::: Фрагмент текста :::

Редкие, побывавшие почти внутри смерча и спасшиеся чудом пловцы вспоминают, что в последние минуты перед тем, как ему разразиться, – над самою осью вертящегося с непостижимой быстротой, водяного волчка-хобота, в совершенно круглом, между угольно-черных, разорванных туч, отверстии, сияло такое райски-голубое небо, какого больше нигде никогда не увидишь.
Знают святые, а может быть, и посвященные в древние таинства, что в буре экстаза наступает вдруг тишина, подобная голубому небу над смерчем. В круговороте божественной пляски, уносящей души, солнца и атомы, есть неподвижная ось: к ней-то и влечется все захваченное в круговорот. Сам экстаз все еще жажда, только тишина – утоление; сам экстаз все еще путь, только тишина – цель; сам экстаз все еще мир, только тишина – Бог.
Вот почему Елевзинские таинства, самые святые в древности – самые тихие, совершаются в дни ранней осени, тишайшие в году.
Пустеет воздух, птиц не слышно боле,
Но далеко еще до первых зимних бурь,
И льется чистая и теплая лазурь
На отдыхающее поле.
Вот почему спондофоры, миротворцы – возвестители таинств, и начинаются они только тогда, когда умолкает шум оружья, наступает мир – тишина: здесь уже как бы предчувствие того Тишайшего, кто скажет: «Мир оставляю вам, мир Мой даю вам; не так, как мир дает, Я даю вам».
«Богосупружество», «богорождение» – последняя часть Елевзинских таинств наиболее для древних свята, а для христиан – кощунственна.
«В стыде, aischrô, совершаются таинства», – обобщает поздний византийский писатель все ранние свидетельства христианских учителей (Psellus, Graecor. opinion. de daemon., ap. – Harrison, Prolegom., 568). «Стыда ради нельзя о них и говорить, и лучше не выводить на свет того, что совершается во мраке... Лицезрители молчат о том, что действительно достойно умолчания», – полагает Григорий Богослов (Арх. Хризанф. Религия Древнего мира, 1875, 564) и Григорий Назианзянин: «Свету дневному стыжусь предавать ночные таинства; что делает Деметра и что с нею делают, знает о том Елевзис; знают и те, кто об этом молчит, потому что должен молчать» (Gregor. Nazians., Orat. XXXIX, 4. – Foucart, Mysteres d’Eleusis, 1893, II, 46). – «Славное зрелище, священнодействие пристойное!» – горько смеется св. Климент Александрийский (Clement Alex. Protrept., II, 21). – «Все божество во святилище, все воздыхание посвященных, все исповедание есть являемый знак мужского пола, simulacrum membri virilis», – возмущается Тертуллиан (Tertullian., adv. Valent., I).

:::

- **Задания к выполнению**:
1 – Ответьте по фрагменту об Елевзинских таинствах на следующие вопросы:
(a) Какое небо, по воспоминаниям спасшихся пловцов, сияло над осью смерча?
(b) В какие дни года совершаются Елевзинские таинства?
(c) Как, согласно позднему византийскому писателю, совершаются таинства?
2 – Продолжите фрагмент об Елевзинских таинствах, начав сразу после его последнего предложения.
Приведенные далее материалы самостоятельны и с текстом не связаны.

::: Исходные материалы :::

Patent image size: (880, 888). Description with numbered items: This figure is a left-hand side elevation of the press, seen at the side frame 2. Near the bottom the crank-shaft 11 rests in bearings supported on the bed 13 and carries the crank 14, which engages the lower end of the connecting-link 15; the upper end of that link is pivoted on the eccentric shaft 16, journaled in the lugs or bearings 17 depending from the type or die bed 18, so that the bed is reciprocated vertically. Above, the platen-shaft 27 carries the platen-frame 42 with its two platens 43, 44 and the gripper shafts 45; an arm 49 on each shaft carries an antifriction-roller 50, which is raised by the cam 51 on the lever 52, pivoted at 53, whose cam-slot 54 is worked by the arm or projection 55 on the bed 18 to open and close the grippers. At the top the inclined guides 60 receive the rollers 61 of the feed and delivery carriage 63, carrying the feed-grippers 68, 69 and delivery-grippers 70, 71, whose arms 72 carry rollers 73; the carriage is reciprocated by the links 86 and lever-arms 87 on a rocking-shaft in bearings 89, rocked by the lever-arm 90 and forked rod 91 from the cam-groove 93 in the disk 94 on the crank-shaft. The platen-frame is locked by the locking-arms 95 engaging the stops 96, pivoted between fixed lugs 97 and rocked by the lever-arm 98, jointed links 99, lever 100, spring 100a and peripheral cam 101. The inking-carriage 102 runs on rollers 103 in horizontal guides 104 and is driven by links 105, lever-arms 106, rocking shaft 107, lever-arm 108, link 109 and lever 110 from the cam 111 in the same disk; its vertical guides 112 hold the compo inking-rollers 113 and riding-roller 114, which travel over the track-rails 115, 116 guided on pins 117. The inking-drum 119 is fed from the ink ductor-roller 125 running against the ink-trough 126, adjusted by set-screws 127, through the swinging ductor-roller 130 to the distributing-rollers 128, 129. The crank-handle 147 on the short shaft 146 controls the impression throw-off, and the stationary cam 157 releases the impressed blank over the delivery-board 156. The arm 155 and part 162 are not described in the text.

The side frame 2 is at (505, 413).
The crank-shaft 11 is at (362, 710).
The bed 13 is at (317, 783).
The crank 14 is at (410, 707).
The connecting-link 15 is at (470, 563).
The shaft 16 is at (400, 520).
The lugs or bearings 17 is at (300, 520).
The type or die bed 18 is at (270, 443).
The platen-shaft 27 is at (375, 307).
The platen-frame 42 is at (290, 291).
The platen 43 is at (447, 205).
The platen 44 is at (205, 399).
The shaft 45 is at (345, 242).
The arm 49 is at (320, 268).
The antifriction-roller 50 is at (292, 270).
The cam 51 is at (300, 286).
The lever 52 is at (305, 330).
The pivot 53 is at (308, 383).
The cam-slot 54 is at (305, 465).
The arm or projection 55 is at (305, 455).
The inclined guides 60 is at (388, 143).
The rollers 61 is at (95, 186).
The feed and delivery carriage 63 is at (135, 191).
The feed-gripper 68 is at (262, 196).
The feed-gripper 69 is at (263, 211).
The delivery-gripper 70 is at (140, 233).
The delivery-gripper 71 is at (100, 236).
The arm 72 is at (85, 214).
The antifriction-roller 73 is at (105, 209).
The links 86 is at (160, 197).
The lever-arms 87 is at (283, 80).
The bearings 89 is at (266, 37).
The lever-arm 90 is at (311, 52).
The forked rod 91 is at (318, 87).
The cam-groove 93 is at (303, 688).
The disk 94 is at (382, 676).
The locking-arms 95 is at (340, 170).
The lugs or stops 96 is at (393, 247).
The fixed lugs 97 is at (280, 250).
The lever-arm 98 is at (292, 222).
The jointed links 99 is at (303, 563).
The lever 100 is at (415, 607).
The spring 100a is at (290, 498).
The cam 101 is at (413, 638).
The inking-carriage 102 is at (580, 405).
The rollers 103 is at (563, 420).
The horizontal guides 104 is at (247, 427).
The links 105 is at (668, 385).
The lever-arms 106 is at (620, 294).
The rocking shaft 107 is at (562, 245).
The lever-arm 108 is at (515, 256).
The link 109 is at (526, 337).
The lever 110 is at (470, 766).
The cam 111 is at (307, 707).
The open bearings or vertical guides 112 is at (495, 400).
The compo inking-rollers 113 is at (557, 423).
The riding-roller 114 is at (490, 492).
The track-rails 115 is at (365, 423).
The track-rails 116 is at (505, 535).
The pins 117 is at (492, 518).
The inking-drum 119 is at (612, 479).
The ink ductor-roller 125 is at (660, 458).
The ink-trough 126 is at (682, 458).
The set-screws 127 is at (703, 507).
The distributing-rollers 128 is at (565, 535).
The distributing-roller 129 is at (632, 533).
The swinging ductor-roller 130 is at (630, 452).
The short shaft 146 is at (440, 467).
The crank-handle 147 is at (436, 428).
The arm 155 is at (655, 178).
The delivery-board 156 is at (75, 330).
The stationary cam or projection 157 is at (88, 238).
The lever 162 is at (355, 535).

:::

- **Ответы по пунктам**:
1 –
(a) Райски-голубое небо, какого больше нигде никогда не увидишь.
(b) В дни ранней осени, тишайшие в году.
(c) В стыде («aischrô»).

2 –
Здесь, в «богосупружестве», так же как там, в «боговкушении», ужас христиан и язычников взаимный. Только «ужасное или постыдное», atrocia aut pudenda, по слову Тацита, видят они друг в друге.
Те же, кто уличал христиан в детоубийстве, уличает их и в распутстве. «В день Солнца (воскресенье), сходятся они для общей трапезы, с детьми, сестрами и матерями, все без различья пола и возраста. Когда же вино распаляет в них похоть, кидают кусок мяса на расстояние, большее, чем длина веревки, на которой привязана собака к светильнику; сделав к мясу прыжок, она опрокидывает светильник, свет гаснет и, пользуясь бесстыдной темнотой, утоляют они несказанные похоти, кому с кем случится» (Minuc. Felix., Octav., IX).
Будем же помнить, учитывая силу христианских свидетельств и здесь, в Елевзинском, брачном, так же как там, в Дионисовом, жертвенном таинстве, – этот взаимный ужас.
Ужас первохристиан нам слишком понятен, по нашему собственному опыту. Как относимся мы к тайне Двух: «Будут два одна плоть» и как относятся к ней древние, хотя бы только в одной, но самой глубокой и огненной, в таинствах уже загорающейся, точке пола? Если обнажить и упростить до конца эти два отношения, то разница между ними будет такая же – как между грезой влюбленного Вертера о тайной наготе Шарлотты и анатомическим скальпелем, рассекающим ту же наготу, уже трупную.